§ Description of the task: Filter the records for lines holding the string "handle".

------ Records shown ------

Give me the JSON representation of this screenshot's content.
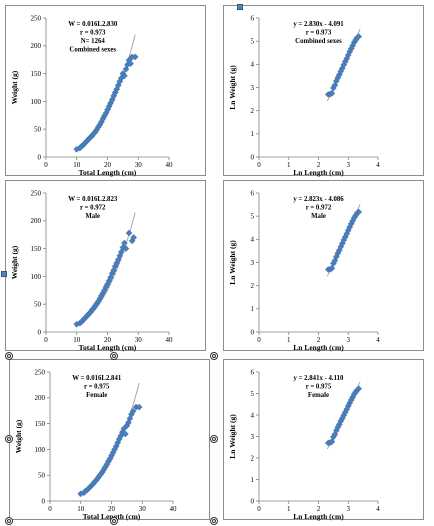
{
  "colors": {
    "marker": "#4a7ebb",
    "trend": "#a0a0a0",
    "axis": "#808080"
  },
  "icons": {
    "square_handle": "square-selection-handle-icon",
    "circle_handle": "circle-selection-handle-icon"
  },
  "chart_data": [
    {
      "type": "scatter",
      "title": "",
      "xlabel": "Total Length (cm)",
      "ylabel": "Weight (g)",
      "xlim": [
        0,
        40
      ],
      "ylim": [
        0,
        250
      ],
      "xticks": [
        "0",
        "10",
        "20",
        "30",
        "40"
      ],
      "yticks": [
        "0",
        "50",
        "100",
        "150",
        "200",
        "250"
      ],
      "annotation": [
        "W = 0.016L2.830",
        "r = 0.973",
        "N= 1264",
        "Combined sexes"
      ],
      "model": {
        "kind": "power",
        "a": 0.016,
        "b": 2.83,
        "xmin": 9.5,
        "xmax": 29
      },
      "x": [
        10,
        11,
        11.5,
        12,
        12.5,
        13,
        13.5,
        14,
        14.5,
        15,
        15.5,
        16,
        16.5,
        17,
        17.5,
        18,
        18.5,
        19,
        19.5,
        20,
        20.5,
        21,
        21.5,
        22,
        22.5,
        23,
        23.5,
        24,
        24.5,
        25,
        25.5,
        26,
        26.5,
        27,
        27.5,
        28,
        29
      ],
      "y": [
        14,
        16,
        19,
        21,
        24,
        27,
        30,
        33,
        36,
        38,
        42,
        45,
        49,
        54,
        58,
        63,
        69,
        74,
        79,
        85,
        91,
        97,
        103,
        110,
        116,
        122,
        129,
        136,
        142,
        150,
        146,
        158,
        166,
        174,
        168,
        180,
        180
      ]
    },
    {
      "type": "scatter",
      "title": "",
      "xlabel": "Ln Length (cm)",
      "ylabel": "Ln Weight (g)",
      "xlim": [
        0,
        4
      ],
      "ylim": [
        0,
        6
      ],
      "xticks": [
        "0",
        "1",
        "2",
        "3",
        "4"
      ],
      "yticks": [
        "0",
        "1",
        "2",
        "3",
        "4",
        "5",
        "6"
      ],
      "annotation": [
        "y = 2.830x - 4.091",
        "r = 0.973",
        "Combined sexes"
      ],
      "model": {
        "kind": "linear",
        "a": 2.83,
        "b": -4.091,
        "xmin": 2.3,
        "xmax": 3.4
      },
      "x": [
        2.33,
        2.4,
        2.45,
        2.5,
        2.55,
        2.6,
        2.65,
        2.7,
        2.75,
        2.8,
        2.85,
        2.9,
        2.95,
        3.0,
        3.05,
        3.1,
        3.15,
        3.2,
        3.25,
        3.3,
        3.35
      ],
      "y": [
        2.7,
        2.72,
        2.75,
        2.98,
        3.1,
        3.28,
        3.42,
        3.55,
        3.7,
        3.83,
        3.98,
        4.12,
        4.25,
        4.4,
        4.55,
        4.68,
        4.81,
        4.95,
        5.05,
        5.15,
        5.2
      ]
    },
    {
      "type": "scatter",
      "title": "",
      "xlabel": "Total Length (cm)",
      "ylabel": "Weight (g)",
      "xlim": [
        0,
        40
      ],
      "ylim": [
        0,
        250
      ],
      "xticks": [
        "0",
        "10",
        "20",
        "30",
        "40"
      ],
      "yticks": [
        "0",
        "50",
        "100",
        "150",
        "200",
        "250"
      ],
      "annotation": [
        "W = 0.016L2.823",
        "r = 0.972",
        "Male"
      ],
      "model": {
        "kind": "power",
        "a": 0.016,
        "b": 2.823,
        "xmin": 9.5,
        "xmax": 29
      },
      "x": [
        10,
        11,
        11.5,
        12,
        12.5,
        13,
        13.5,
        14,
        14.5,
        15,
        15.5,
        16,
        16.5,
        17,
        17.5,
        18,
        18.5,
        19,
        19.5,
        20,
        20.5,
        21,
        21.5,
        22,
        22.5,
        23,
        23.5,
        24,
        24.5,
        25,
        25.5,
        26,
        27,
        28,
        28.5
      ],
      "y": [
        14,
        16,
        18,
        21,
        24,
        27,
        30,
        33,
        36,
        40,
        43,
        47,
        51,
        55,
        60,
        65,
        70,
        75,
        81,
        86,
        92,
        98,
        105,
        111,
        118,
        124,
        130,
        137,
        144,
        152,
        160,
        150,
        178,
        164,
        170
      ]
    },
    {
      "type": "scatter",
      "title": "",
      "xlabel": "Ln Length (cm)",
      "ylabel": "Ln Weight (g)",
      "xlim": [
        0,
        4
      ],
      "ylim": [
        0,
        6
      ],
      "xticks": [
        "0",
        "1",
        "2",
        "3",
        "4"
      ],
      "yticks": [
        "0",
        "1",
        "2",
        "3",
        "4",
        "5",
        "6"
      ],
      "annotation": [
        "y = 2.823x - 4.086",
        "r = 0.972",
        "Male"
      ],
      "model": {
        "kind": "linear",
        "a": 2.823,
        "b": -4.086,
        "xmin": 2.3,
        "xmax": 3.4
      },
      "x": [
        2.33,
        2.4,
        2.45,
        2.5,
        2.55,
        2.6,
        2.65,
        2.7,
        2.75,
        2.8,
        2.85,
        2.9,
        2.95,
        3.0,
        3.05,
        3.1,
        3.15,
        3.2,
        3.25,
        3.3,
        3.35
      ],
      "y": [
        2.7,
        2.71,
        2.75,
        2.96,
        3.08,
        3.25,
        3.4,
        3.53,
        3.68,
        3.82,
        3.97,
        4.1,
        4.24,
        4.39,
        4.53,
        4.67,
        4.8,
        4.93,
        5.03,
        5.13,
        5.18
      ]
    },
    {
      "type": "scatter",
      "title": "",
      "xlabel": "Total Length (cm)",
      "ylabel": "Weight (g)",
      "xlim": [
        0,
        40
      ],
      "ylim": [
        0,
        250
      ],
      "xticks": [
        "0",
        "10",
        "20",
        "30",
        "40"
      ],
      "yticks": [
        "0",
        "50",
        "100",
        "150",
        "200",
        "250"
      ],
      "annotation": [
        "W = 0.016L2.841",
        "r = 0.975",
        "Female"
      ],
      "model": {
        "kind": "power",
        "a": 0.016,
        "b": 2.841,
        "xmin": 9.5,
        "xmax": 29
      },
      "x": [
        10,
        11,
        11.5,
        12,
        12.5,
        13,
        13.5,
        14,
        14.5,
        15,
        15.5,
        16,
        16.5,
        17,
        17.5,
        18,
        18.5,
        19,
        19.5,
        20,
        20.5,
        21,
        21.5,
        22,
        22.5,
        23,
        23.5,
        24,
        24.5,
        25,
        25.5,
        26,
        26.5,
        27,
        28,
        29
      ],
      "y": [
        14,
        16,
        19,
        21,
        24,
        27,
        30,
        33,
        37,
        40,
        44,
        48,
        52,
        56,
        61,
        66,
        71,
        77,
        82,
        88,
        94,
        100,
        106,
        113,
        120,
        126,
        133,
        140,
        130,
        146,
        152,
        160,
        168,
        174,
        182,
        182
      ]
    },
    {
      "type": "scatter",
      "title": "",
      "xlabel": "Ln Length (cm)",
      "ylabel": "Ln Weight (g)",
      "xlim": [
        0,
        4
      ],
      "ylim": [
        0,
        6
      ],
      "xticks": [
        "0",
        "1",
        "2",
        "3",
        "4"
      ],
      "yticks": [
        "0",
        "1",
        "2",
        "3",
        "4",
        "5",
        "6"
      ],
      "annotation": [
        "y = 2.841x - 4.110",
        "r = 0.975",
        "Female"
      ],
      "model": {
        "kind": "linear",
        "a": 2.841,
        "b": -4.11,
        "xmin": 2.3,
        "xmax": 3.4
      },
      "x": [
        2.33,
        2.4,
        2.45,
        2.5,
        2.55,
        2.6,
        2.65,
        2.7,
        2.75,
        2.8,
        2.85,
        2.9,
        2.95,
        3.0,
        3.05,
        3.1,
        3.15,
        3.2,
        3.25,
        3.3,
        3.35
      ],
      "y": [
        2.7,
        2.72,
        2.76,
        2.98,
        3.1,
        3.28,
        3.43,
        3.56,
        3.72,
        3.85,
        3.99,
        4.13,
        4.27,
        4.42,
        4.56,
        4.7,
        4.83,
        4.97,
        5.07,
        5.16,
        5.22
      ]
    }
  ]
}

------

§ The completed task:
    "square_handle": "square-selection-handle-icon",
    "circle_handle": "circle-selection-handle-icon"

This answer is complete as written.